### Given exercise
Copy out the entries verbatim, starting with the line containing "snapshot-bar-3[interactable] [504,124,515,137]" and going on through the line containing "ranked-mode-option[interactable] [135,118,168,130]", both included.

### Dataset excerpts
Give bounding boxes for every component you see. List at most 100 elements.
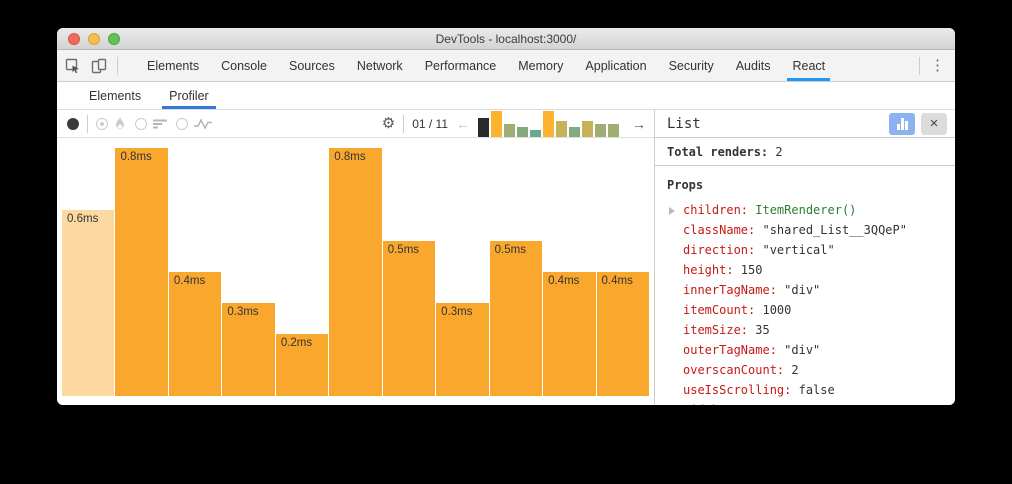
snapshot-bar-3[interactable] [504,124,515,137]
commit-bar-4[interactable]: 0.3ms [222,303,274,396]
prop-value: "vertical" [762,243,834,257]
tab-console[interactable]: Console [210,50,278,81]
tab-application[interactable]: Application [574,50,657,81]
commit-bar-label: 0.3ms [227,306,258,318]
commit-bar-6[interactable]: 0.8ms [329,148,381,396]
subtab-elements[interactable]: Elements [75,82,155,109]
prop-value: "div" [784,283,820,297]
prop-row-innerTagName: innerTagName: "div" [667,280,943,300]
commit-bar-label: 0.3ms [441,306,472,318]
commit-bar-7[interactable]: 0.5ms [383,241,435,396]
panel-tabs: ElementsProfiler [75,82,223,109]
device-toolbar-icon[interactable] [91,58,107,74]
snapshot-selector[interactable] [478,111,624,137]
tab-elements[interactable]: Elements [136,50,210,81]
tab-performance[interactable]: Performance [414,50,508,81]
tab-memory[interactable]: Memory [507,50,574,81]
tab-network[interactable]: Network [346,50,414,81]
interactions-radio[interactable] [176,118,188,130]
commit-bar-11[interactable]: 0.4ms [597,272,649,396]
minimize-window-button[interactable] [88,33,100,45]
commit-bar-label: 0.8ms [334,151,365,163]
component-name: List [667,116,883,132]
snapshot-bar-8[interactable] [569,127,580,137]
snapshot-bar-1[interactable] [478,118,489,137]
ranked-mode-option[interactable] [135,118,168,130]
snapshot-bar-10[interactable] [595,124,606,137]
prop-row-children[interactable]: children: ItemRenderer() [667,200,943,220]
window-titlebar[interactable]: DevTools - localhost:3000/ [57,28,955,50]
commit-bar-label: 0.6ms [67,213,98,225]
profiler-toolbar: ⚙ 01 / 11 ← → [57,110,654,138]
tab-security[interactable]: Security [658,50,725,81]
more-options-icon[interactable]: ⋮ [930,58,945,73]
commit-bar-5[interactable]: 0.2ms [276,334,328,396]
profiler-pane: ⚙ 01 / 11 ← → 0.6ms0.8ms0.4ms0.3ms0.2ms0… [57,110,655,405]
commit-bar-9[interactable]: 0.5ms [490,241,542,396]
snapshot-bar-9[interactable] [582,121,593,137]
commit-bar-label: 0.2ms [281,337,312,349]
tab-audits[interactable]: Audits [725,50,782,81]
prop-key: width: [683,403,734,405]
commit-bar-2[interactable]: 0.8ms [115,148,167,396]
total-renders-value: 2 [775,145,782,159]
commit-bar-8[interactable]: 0.3ms [436,303,488,396]
tab-sources[interactable]: Sources [278,50,346,81]
zoom-window-button[interactable] [108,33,120,45]
snapshot-bar-4[interactable] [517,127,528,137]
prop-value: 1000 [762,303,791,317]
prop-value: 300 [734,403,756,405]
snapshot-bar-5[interactable] [530,130,541,137]
inspect-element-icon[interactable] [65,58,81,74]
total-renders-label: Total renders: [667,145,768,159]
bar-chart-icon [897,118,908,130]
prop-key: itemSize: [683,323,755,337]
prop-row-width: width: 300 [667,400,943,405]
props-section: Props children: ItemRenderer()className:… [655,166,955,405]
snapshot-bar-11[interactable] [608,124,619,137]
subtab-profiler[interactable]: Profiler [155,82,223,109]
expand-triangle-icon[interactable] [669,207,675,215]
devtools-tab-bar: ElementsConsoleSourcesNetworkPerformance… [57,50,955,82]
props-heading: Props [667,178,943,192]
interactions-line-icon [193,117,213,130]
flamegraph-radio[interactable] [96,118,108,130]
window-title: DevTools - localhost:3000/ [436,32,577,46]
ranked-radio[interactable] [135,118,147,130]
commit-bar-3[interactable]: 0.4ms [169,272,221,396]
next-snapshot-arrow-icon[interactable]: → [632,117,646,131]
commit-bar-10[interactable]: 0.4ms [543,272,595,396]
prop-value: 150 [741,263,763,277]
commit-bar-1[interactable]: 0.6ms [62,210,114,396]
snapshot-bar-6[interactable] [543,111,554,137]
tab-react[interactable]: React [781,50,836,81]
close-icon: × [930,115,939,132]
flame-icon [113,116,127,131]
sidebar-header: List × [655,110,955,138]
prop-key: direction: [683,243,762,257]
prop-value: ItemRenderer() [755,203,856,217]
settings-gear-icon[interactable]: ⚙ [382,116,395,131]
prop-row-overscanCount: overscanCount: 2 [667,360,943,380]
commit-bar-label: 0.4ms [548,275,579,287]
record-button[interactable] [67,118,79,130]
flamegraph-mode-option[interactable] [96,116,127,131]
divider [87,115,88,133]
component-chart-button[interactable] [889,113,915,135]
close-window-button[interactable] [68,33,80,45]
close-sidebar-button[interactable]: × [921,113,947,135]
divider [117,57,118,75]
previous-snapshot-arrow-icon[interactable]: ← [456,117,470,131]
prop-row-useIsScrolling: useIsScrolling: false [667,380,943,400]
interactions-mode-option[interactable] [176,117,213,130]
prop-row-className: className: "shared_List__3QQeP" [667,220,943,240]
prop-row-direction: direction: "vertical" [667,240,943,260]
prop-key: overscanCount: [683,363,791,377]
prop-row-itemSize: itemSize: 35 [667,320,943,340]
commit-bar-label: 0.5ms [388,244,419,256]
ranked-chart-icon [152,118,168,130]
snapshot-bar-7[interactable] [556,121,567,137]
prop-value: "div" [784,343,820,357]
snapshot-bar-2[interactable] [491,111,502,137]
prop-key: useIsScrolling: [683,383,799,397]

### Solution for this problem
snapshot-bar-3[interactable] [504,124,515,137]
commit-bar-4[interactable]: 0.3ms [222,303,274,396]
prop-value: "vertical" [762,243,834,257]
tab-console[interactable]: Console [210,50,278,81]
tab-application[interactable]: Application [574,50,657,81]
commit-bar-label: 0.3ms [227,306,258,318]
commit-bar-6[interactable]: 0.8ms [329,148,381,396]
subtab-elements[interactable]: Elements [75,82,155,109]
prop-value: "div" [784,283,820,297]
prop-row-innerTagName: innerTagName: "div" [667,280,943,300]
commit-bar-label: 0.3ms [441,306,472,318]
commit-bar-7[interactable]: 0.5ms [383,241,435,396]
panel-tabs: ElementsProfiler [75,82,223,109]
device-toolbar-icon[interactable] [91,58,107,74]
snapshot-selector[interactable] [478,111,624,137]
tab-elements[interactable]: Elements [136,50,210,81]
tab-performance[interactable]: Performance [414,50,508,81]
tab-memory[interactable]: Memory [507,50,574,81]
tab-network[interactable]: Network [346,50,414,81]
interactions-radio[interactable] [176,118,188,130]
commit-bar-11[interactable]: 0.4ms [597,272,649,396]
minimize-window-button[interactable] [88,33,100,45]
commit-bar-label: 0.8ms [334,151,365,163]
component-name: List [667,116,883,132]
snapshot-bar-8[interactable] [569,127,580,137]
snapshot-bar-1[interactable] [478,118,489,137]
ranked-mode-option[interactable] [135,118,168,130]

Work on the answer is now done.